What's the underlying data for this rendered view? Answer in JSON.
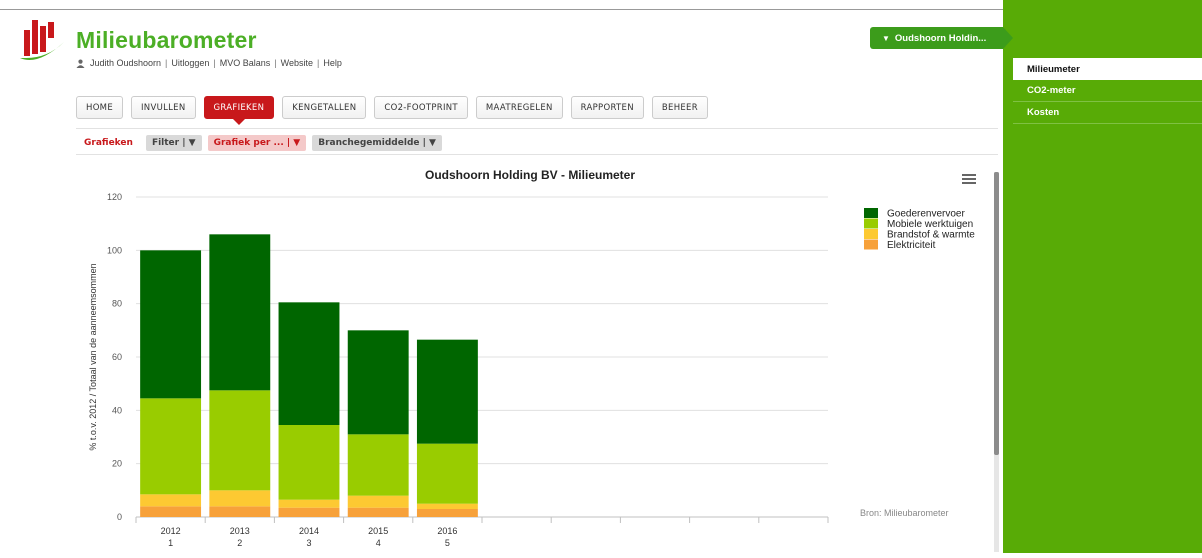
{
  "app": {
    "title": "Milieubarometer",
    "user": "Judith Oudshoorn",
    "links": [
      "Uitloggen",
      "MVO Balans",
      "Website",
      "Help"
    ]
  },
  "nav": {
    "items": [
      {
        "label": "HOME",
        "active": false
      },
      {
        "label": "INVULLEN",
        "active": false
      },
      {
        "label": "GRAFIEKEN",
        "active": true
      },
      {
        "label": "KENGETALLEN",
        "active": false
      },
      {
        "label": "CO2-FOOTPRINT",
        "active": false
      },
      {
        "label": "MAATREGELEN",
        "active": false
      },
      {
        "label": "RAPPORTEN",
        "active": false
      },
      {
        "label": "BEHEER",
        "active": false
      }
    ]
  },
  "subnav": {
    "label": "Grafieken",
    "filter": "Filter | ▼",
    "grafiek_per": "Grafiek per ... | ▼",
    "branche": "Branchegemiddelde | ▼"
  },
  "tenant": {
    "label": "Oudshoorn Holdin..."
  },
  "side_menu": [
    {
      "label": "Milieumeter",
      "active": true
    },
    {
      "label": "CO2-meter",
      "active": false
    },
    {
      "label": "Kosten",
      "active": false
    }
  ],
  "colors": {
    "brand": "#4caf26",
    "accent_red": "#c8181b",
    "sidebar": "#58ab06"
  },
  "chart_data": {
    "type": "bar",
    "stacked": true,
    "title": "Oudshoorn Holding BV - Milieumeter",
    "ylabel": "% t.o.v. 2012 / Totaal van de aanneemsommen",
    "ylim": [
      0,
      120
    ],
    "yticks": [
      0,
      20,
      40,
      60,
      80,
      100,
      120
    ],
    "categories": [
      "2012",
      "2013",
      "2014",
      "2015",
      "2016"
    ],
    "category_sublabels": [
      "1",
      "2",
      "3",
      "4",
      "5"
    ],
    "empty_slots": 5,
    "series": [
      {
        "name": "Elektriciteit",
        "color": "#f7a13a",
        "values": [
          4,
          4,
          3.5,
          3.5,
          3
        ]
      },
      {
        "name": "Brandstof & warmte",
        "color": "#fdc932",
        "values": [
          4.5,
          6,
          3,
          4.5,
          2
        ]
      },
      {
        "name": "Mobiele werktuigen",
        "color": "#99cc00",
        "values": [
          36,
          37.5,
          28,
          23,
          22.5
        ]
      },
      {
        "name": "Goederenvervoer",
        "color": "#006600",
        "values": [
          55.5,
          58.5,
          46,
          39,
          39
        ]
      }
    ],
    "legend": "right",
    "grid": true,
    "credits": "Bron: Milieubarometer"
  }
}
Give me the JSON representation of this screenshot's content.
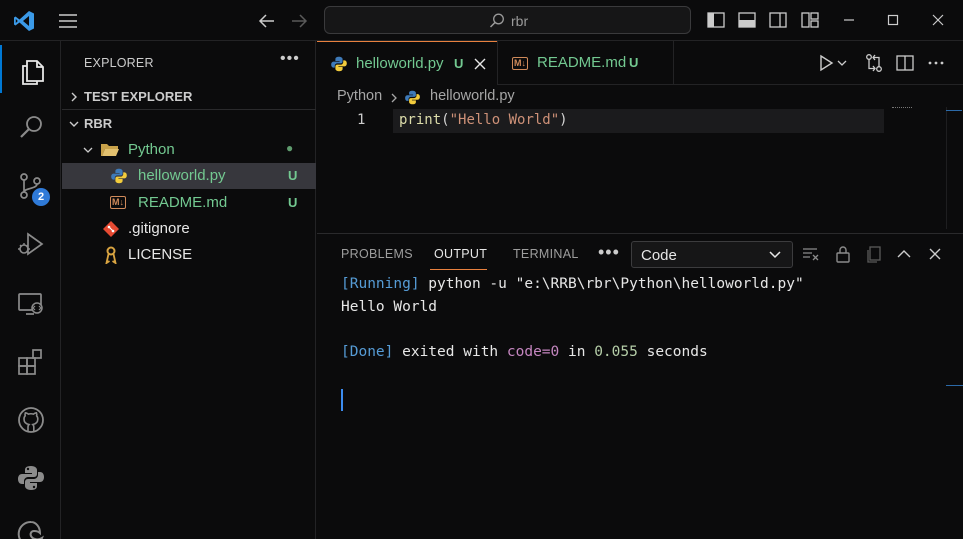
{
  "titlebar": {
    "search_text": "rbr",
    "icons": [
      "vscode-logo-icon",
      "menu-icon",
      "back-arrow-icon",
      "forward-arrow-icon",
      "search-icon",
      "toggle-primary-sidebar-icon",
      "toggle-panel-icon",
      "toggle-secondary-sidebar-icon",
      "customize-layout-icon",
      "minimize-icon",
      "maximize-icon",
      "close-icon"
    ]
  },
  "activity": {
    "items": [
      "explorer",
      "search",
      "source-control",
      "run-and-debug",
      "remote-explorer",
      "extensions",
      "github",
      "python",
      "edge-devtools"
    ],
    "scm_badge": "2"
  },
  "sidebar": {
    "title": "EXPLORER",
    "more": "•••",
    "sections": [
      {
        "label": "TEST EXPLORER",
        "expanded": false
      },
      {
        "label": "RBR",
        "expanded": true
      }
    ],
    "tree": [
      {
        "label": "Python",
        "type": "folder",
        "status": "●"
      },
      {
        "label": "helloworld.py",
        "type": "python",
        "status": "U"
      },
      {
        "label": "README.md",
        "type": "markdown",
        "status": "U"
      },
      {
        "label": ".gitignore",
        "type": "git",
        "status": ""
      },
      {
        "label": "LICENSE",
        "type": "license",
        "status": ""
      }
    ]
  },
  "editor": {
    "tabs": [
      {
        "label": "helloworld.py",
        "status": "U",
        "active": true
      },
      {
        "label": "README.md",
        "status": "U",
        "active": false
      }
    ],
    "md_icon_text": "M↓",
    "breadcrumb": [
      "Python",
      "helloworld.py"
    ],
    "lines": [
      {
        "num": "1",
        "fn": "print",
        "open": "(",
        "str": "\"Hello World\"",
        "close": ")"
      }
    ]
  },
  "panel": {
    "tabs": [
      "PROBLEMS",
      "OUTPUT",
      "TERMINAL"
    ],
    "active_tab": "OUTPUT",
    "more": "•••",
    "channel": "Code",
    "output": {
      "running_tag": "[Running]",
      "running_cmd": " python -u \"e:\\RRB\\rbr\\Python\\helloworld.py\"",
      "stdout": "Hello World",
      "done_tag": "[Done]",
      "done_mid": " exited with ",
      "done_code": "code=0",
      "done_in": " in ",
      "done_time": "0.055",
      "done_unit": " seconds"
    }
  },
  "colors": {
    "accent": "#0078d4",
    "git_untracked": "#73c991",
    "tab_indicator": "#e8813f",
    "badge": "#2f7ad8"
  }
}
::::::::::
» SET PROBLEM: Copy every line from the entries that contains the word "Milieubarometer".

» RESPONSE:
    "title": "Milieubarometer",
    "credits": "Bron: Milieubarometer"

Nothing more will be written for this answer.